SOURCE EXTRACT:
---+---

May 28, one of these candidates will succeed Donald Kaberuka as African Development Bank president. Kaberuka’s ten-year run got the African Development Bank (AfDB) up to $3.16 billion in loans and grants per annum to infrastructure projects on the Continent, pretty modest compared to the World Bank’s $15 billion. China puts in about the same $15 billion per annum in investments, which some would consider “real money.”
With Africa’s visible problems, it nevertheless churns on at six per cent growth as a whole, positioning it to move up the world scale in the near future as China’s growth slows. Africa has the natural resources China doesn’t; if the OECD, World Bank, and U.S. Government really mean it in combating corruption in developing countries, the Dark Continent’s future will turn bright. Optimism on any topic will appear to be naïve until the day it comes to fruition, then predictors get the last laugh.
The AfDB (unfortunately “BAD” in French) is one of the most agile capital pools going. April 16, seven of the eight candidates came to present themselves at Washington’s most development-friendly think tank, The Center for Global Development. CGD’s moderator Rajesh Mirchandani led a lively discussion bringing out the best in each candidate. See the vid below:
The discussion was not so much a debate as a revelation. Any of the CGD seven could win an intellectual “beauty contest” – more importantly, all incarnated what one wants most in a banker: boring predictability. I mean this in the most positive and admiring way. Mirchandani reminded the audience that we were present not to “vote” but to listen to the candidates for the job. The AfDB will be in excellent hands, regardless of the outcome – anybody out there disagree?

---+---

TASK ITEM: Quote the part of the African Development Bank article that begins with the words "The AfDB (unfortunately" and ends with "out there disagree?". The records that follow are separate material and have no connection to the article about the African Development Bank election.

---+---

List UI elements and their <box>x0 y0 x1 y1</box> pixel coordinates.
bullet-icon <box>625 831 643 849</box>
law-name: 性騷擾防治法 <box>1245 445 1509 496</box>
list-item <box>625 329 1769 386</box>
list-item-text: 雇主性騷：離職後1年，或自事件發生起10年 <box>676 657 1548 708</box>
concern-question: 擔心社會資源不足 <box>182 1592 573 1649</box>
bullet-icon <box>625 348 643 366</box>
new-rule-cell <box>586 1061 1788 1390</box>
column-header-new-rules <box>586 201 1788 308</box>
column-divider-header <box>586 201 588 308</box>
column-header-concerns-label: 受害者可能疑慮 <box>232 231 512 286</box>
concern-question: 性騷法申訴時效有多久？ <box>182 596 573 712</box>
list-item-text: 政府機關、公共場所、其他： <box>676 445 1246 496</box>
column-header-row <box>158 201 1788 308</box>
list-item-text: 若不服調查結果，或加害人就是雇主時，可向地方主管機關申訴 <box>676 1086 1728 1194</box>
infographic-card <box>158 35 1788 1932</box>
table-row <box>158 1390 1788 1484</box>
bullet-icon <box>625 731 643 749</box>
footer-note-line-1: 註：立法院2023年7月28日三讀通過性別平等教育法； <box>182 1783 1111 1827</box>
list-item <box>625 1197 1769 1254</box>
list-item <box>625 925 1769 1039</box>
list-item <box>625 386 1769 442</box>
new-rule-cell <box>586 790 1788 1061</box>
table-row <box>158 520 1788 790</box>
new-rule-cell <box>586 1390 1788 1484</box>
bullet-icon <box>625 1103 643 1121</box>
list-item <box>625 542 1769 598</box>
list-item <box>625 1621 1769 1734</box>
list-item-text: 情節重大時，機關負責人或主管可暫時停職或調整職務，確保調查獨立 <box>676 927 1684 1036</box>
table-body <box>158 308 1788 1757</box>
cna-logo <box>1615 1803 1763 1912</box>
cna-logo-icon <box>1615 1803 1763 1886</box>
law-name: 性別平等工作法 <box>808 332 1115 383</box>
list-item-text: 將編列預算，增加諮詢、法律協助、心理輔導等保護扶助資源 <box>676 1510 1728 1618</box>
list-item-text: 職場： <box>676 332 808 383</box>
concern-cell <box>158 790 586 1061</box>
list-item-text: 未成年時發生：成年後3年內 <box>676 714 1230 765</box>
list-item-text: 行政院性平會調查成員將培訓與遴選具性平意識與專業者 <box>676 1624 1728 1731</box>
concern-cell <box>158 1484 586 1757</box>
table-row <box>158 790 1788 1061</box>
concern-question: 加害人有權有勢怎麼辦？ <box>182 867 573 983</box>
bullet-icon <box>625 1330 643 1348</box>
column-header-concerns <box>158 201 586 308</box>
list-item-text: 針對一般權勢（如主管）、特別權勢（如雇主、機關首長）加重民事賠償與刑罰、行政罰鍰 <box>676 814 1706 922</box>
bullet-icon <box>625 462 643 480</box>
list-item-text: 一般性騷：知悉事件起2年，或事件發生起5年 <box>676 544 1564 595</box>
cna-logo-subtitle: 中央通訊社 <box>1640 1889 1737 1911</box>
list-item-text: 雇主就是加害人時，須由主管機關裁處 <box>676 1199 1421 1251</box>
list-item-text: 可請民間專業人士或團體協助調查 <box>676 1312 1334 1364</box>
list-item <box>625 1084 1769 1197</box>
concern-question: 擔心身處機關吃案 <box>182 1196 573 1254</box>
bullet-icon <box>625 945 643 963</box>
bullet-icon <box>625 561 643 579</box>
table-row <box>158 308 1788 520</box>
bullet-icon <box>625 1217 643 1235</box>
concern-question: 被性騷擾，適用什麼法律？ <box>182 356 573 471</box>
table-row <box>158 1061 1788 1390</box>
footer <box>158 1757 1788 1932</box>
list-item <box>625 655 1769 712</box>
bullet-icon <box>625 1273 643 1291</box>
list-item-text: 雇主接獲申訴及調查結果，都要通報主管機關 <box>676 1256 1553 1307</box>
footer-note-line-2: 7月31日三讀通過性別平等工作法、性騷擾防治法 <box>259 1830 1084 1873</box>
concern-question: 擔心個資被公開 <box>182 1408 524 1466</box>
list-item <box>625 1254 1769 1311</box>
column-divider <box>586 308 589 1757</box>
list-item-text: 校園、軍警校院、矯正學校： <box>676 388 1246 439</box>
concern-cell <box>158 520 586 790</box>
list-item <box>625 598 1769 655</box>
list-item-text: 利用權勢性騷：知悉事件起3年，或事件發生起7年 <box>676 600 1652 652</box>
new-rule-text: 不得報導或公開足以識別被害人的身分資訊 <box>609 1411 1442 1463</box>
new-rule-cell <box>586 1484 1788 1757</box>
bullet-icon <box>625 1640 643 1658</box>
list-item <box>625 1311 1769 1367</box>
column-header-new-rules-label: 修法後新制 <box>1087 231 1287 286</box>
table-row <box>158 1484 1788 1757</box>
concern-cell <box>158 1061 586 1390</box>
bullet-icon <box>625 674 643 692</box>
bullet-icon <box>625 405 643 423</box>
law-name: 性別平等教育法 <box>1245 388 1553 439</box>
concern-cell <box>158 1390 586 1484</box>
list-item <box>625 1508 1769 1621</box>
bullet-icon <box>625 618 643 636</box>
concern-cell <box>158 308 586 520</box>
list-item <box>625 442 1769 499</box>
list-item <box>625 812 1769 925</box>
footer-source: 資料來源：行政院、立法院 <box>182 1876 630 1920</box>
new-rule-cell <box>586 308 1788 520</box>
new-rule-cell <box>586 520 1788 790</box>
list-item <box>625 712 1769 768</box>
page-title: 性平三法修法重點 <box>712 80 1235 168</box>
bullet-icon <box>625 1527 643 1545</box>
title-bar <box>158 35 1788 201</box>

---+---

WRITTEN RESPONSE:
The AfDB (unfortunately “BAD” in French) is one of the most agile capital pools going. April 16, seven of the eight candidates came to present themselves at Washington’s most development-friendly think tank, The Center for Global Development. CGD’s moderator Rajesh Mirchandani led a lively discussion bringing out the best in each candidate. See the vid below:
The discussion was not so much a debate as a revelation. Any of the CGD seven could win an intellectual “beauty contest” – more importantly, all incarnated what one wants most in a banker: boring predictability. I mean this in the most positive and admiring way. Mirchandani reminded the audience that we were present not to “vote” but to listen to the candidates for the job. The AfDB will be in excellent hands, regardless of the outcome – anybody out there disagree?